▸ **EXERCISE DESCRIPTION**: Identify and reproduce every line holding the string "JSON".

(Records that describe figures)
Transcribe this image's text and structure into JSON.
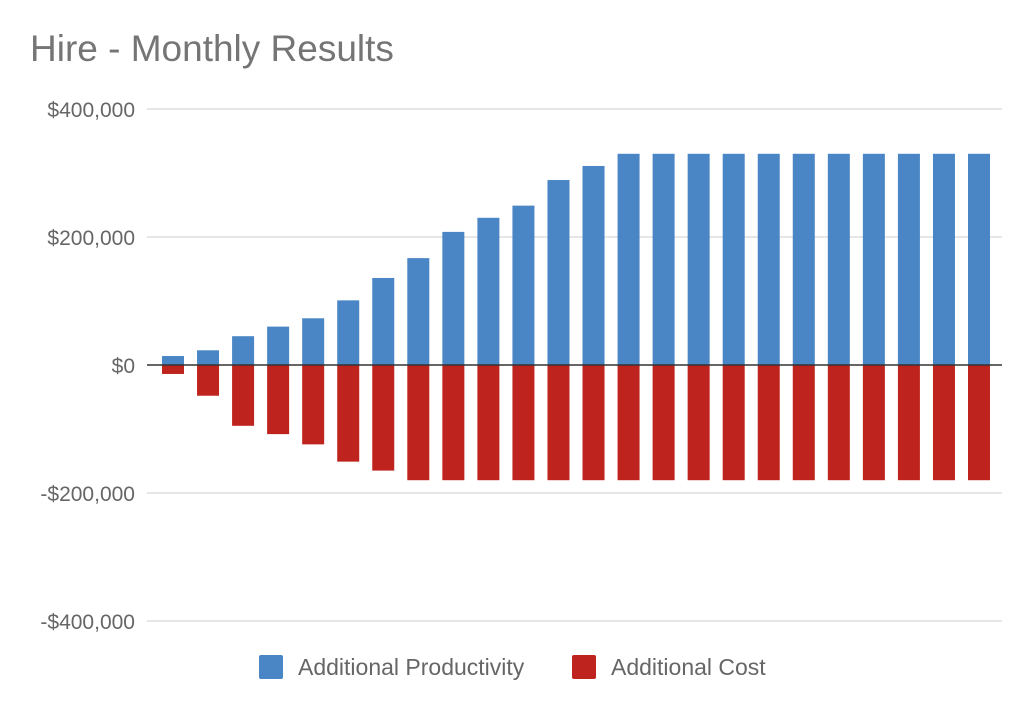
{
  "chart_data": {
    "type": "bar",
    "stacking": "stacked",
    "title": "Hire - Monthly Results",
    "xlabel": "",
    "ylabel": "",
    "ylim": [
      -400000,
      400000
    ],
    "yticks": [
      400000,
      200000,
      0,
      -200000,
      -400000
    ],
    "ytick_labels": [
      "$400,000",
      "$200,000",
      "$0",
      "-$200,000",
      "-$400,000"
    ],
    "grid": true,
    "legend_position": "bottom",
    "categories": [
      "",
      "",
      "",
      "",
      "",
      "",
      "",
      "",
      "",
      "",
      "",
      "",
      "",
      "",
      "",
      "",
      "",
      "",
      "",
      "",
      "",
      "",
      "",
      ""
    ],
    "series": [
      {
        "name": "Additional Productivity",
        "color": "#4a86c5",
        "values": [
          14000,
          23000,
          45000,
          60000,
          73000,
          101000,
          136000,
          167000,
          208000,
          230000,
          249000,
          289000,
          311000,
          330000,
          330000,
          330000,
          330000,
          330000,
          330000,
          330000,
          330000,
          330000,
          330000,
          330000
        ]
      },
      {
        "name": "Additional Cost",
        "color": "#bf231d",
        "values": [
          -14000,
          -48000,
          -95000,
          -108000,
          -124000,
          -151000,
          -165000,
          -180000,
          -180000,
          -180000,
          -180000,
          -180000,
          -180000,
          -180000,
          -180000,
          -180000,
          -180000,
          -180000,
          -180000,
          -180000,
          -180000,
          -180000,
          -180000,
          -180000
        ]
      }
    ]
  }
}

---

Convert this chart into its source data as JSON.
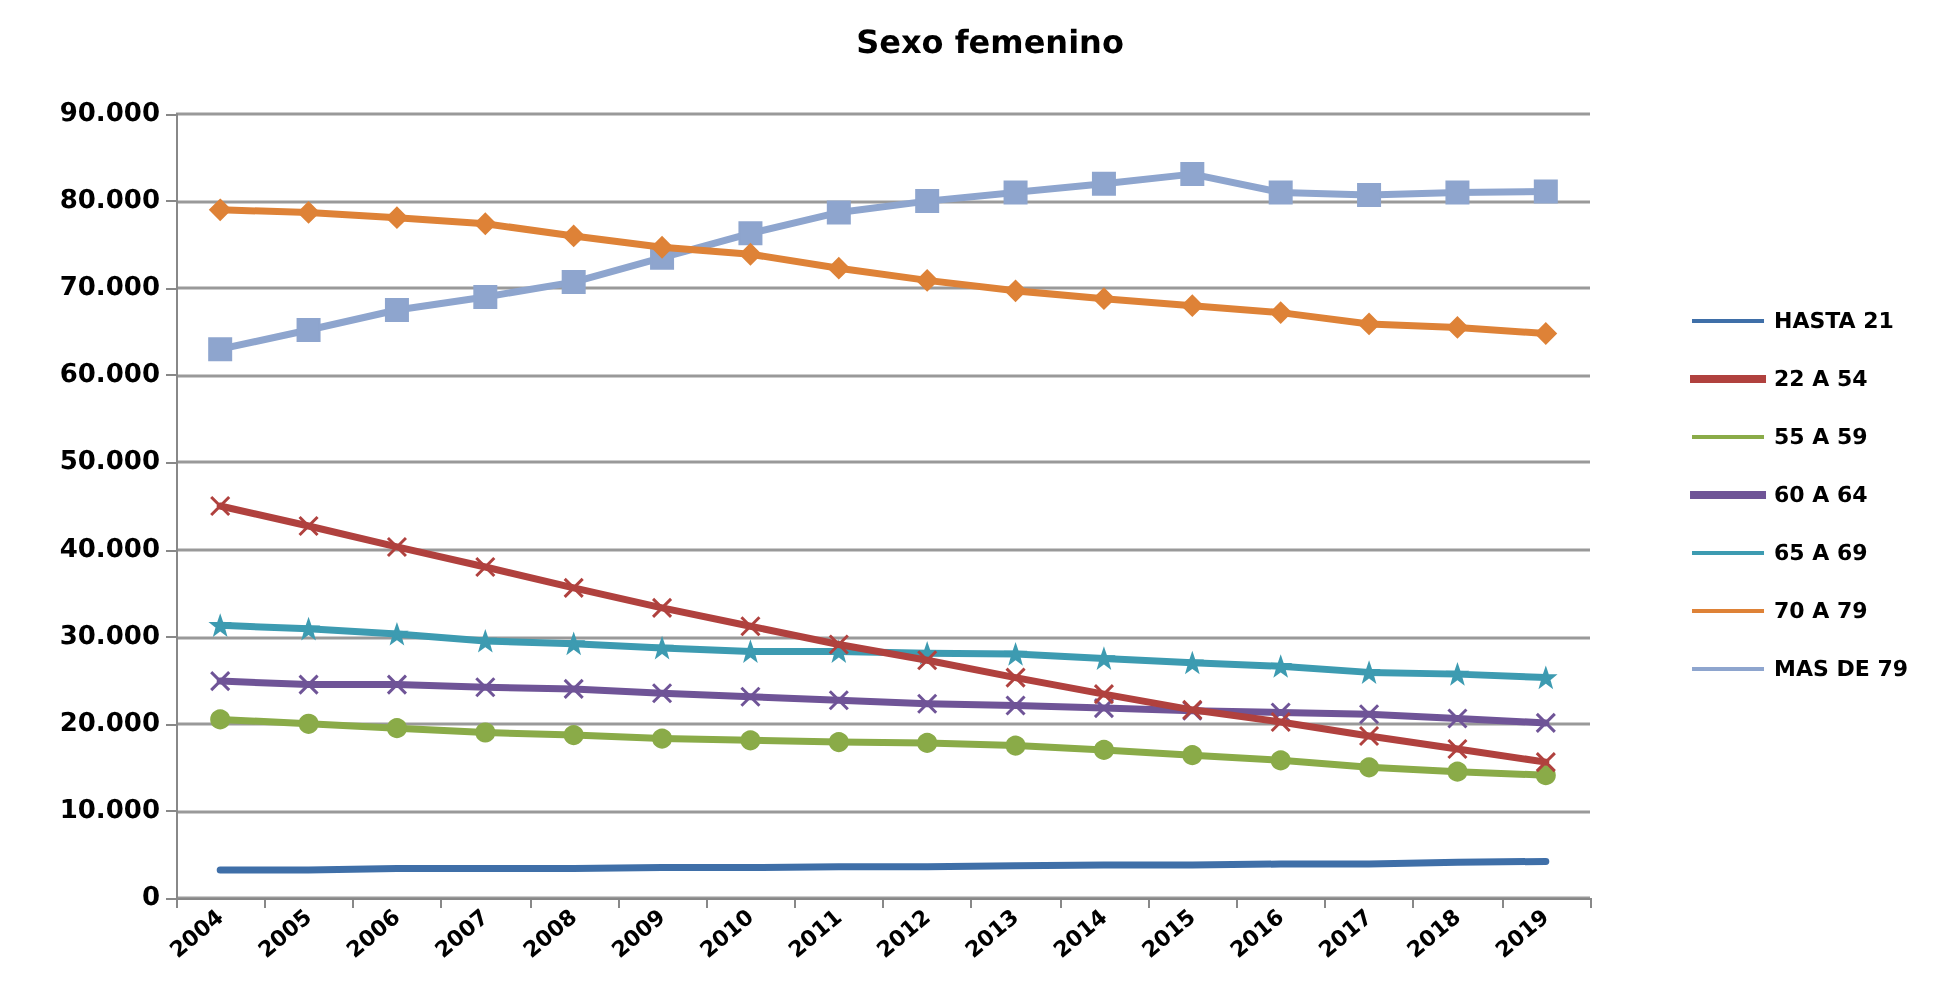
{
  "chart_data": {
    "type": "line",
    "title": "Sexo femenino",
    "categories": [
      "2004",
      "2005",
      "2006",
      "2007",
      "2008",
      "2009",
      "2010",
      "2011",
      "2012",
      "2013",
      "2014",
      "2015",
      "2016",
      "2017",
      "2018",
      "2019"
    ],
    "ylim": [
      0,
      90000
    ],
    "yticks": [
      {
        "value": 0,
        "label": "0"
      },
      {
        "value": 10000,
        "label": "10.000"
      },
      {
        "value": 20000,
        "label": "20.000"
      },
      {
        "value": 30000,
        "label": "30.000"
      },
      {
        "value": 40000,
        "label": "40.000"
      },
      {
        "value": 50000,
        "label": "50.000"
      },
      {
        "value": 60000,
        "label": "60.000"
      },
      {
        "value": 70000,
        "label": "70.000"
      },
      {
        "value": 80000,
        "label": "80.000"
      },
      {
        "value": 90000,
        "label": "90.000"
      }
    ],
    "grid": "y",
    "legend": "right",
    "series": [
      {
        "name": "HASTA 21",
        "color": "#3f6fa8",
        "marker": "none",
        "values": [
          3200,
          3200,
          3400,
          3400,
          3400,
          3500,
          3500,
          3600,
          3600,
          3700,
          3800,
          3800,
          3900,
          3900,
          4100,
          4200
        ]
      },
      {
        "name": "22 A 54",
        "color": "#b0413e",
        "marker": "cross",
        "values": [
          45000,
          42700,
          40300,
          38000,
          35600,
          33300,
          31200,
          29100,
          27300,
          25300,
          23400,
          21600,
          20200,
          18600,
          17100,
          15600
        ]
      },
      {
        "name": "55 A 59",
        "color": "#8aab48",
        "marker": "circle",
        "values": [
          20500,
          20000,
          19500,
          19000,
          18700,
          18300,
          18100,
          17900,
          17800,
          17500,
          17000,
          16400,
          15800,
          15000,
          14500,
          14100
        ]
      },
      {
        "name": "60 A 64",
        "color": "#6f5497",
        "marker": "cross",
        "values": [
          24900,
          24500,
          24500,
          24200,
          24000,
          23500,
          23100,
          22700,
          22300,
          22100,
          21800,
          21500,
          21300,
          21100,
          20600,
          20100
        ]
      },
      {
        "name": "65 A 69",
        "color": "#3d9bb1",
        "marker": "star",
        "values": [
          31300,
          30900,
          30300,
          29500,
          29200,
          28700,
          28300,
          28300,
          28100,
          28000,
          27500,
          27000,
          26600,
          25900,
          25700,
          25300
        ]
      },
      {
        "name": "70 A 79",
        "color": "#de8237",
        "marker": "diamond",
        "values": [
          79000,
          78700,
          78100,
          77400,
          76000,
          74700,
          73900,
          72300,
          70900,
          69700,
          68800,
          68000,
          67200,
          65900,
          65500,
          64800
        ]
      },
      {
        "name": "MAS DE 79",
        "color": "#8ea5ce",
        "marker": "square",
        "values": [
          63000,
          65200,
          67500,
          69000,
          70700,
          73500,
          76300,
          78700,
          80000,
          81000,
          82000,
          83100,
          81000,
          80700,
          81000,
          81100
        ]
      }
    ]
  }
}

▸ **EXERCISE ANSWER**:
Transcribe this image's text and structure into JSON.
Convert this chart into its source data as JSON.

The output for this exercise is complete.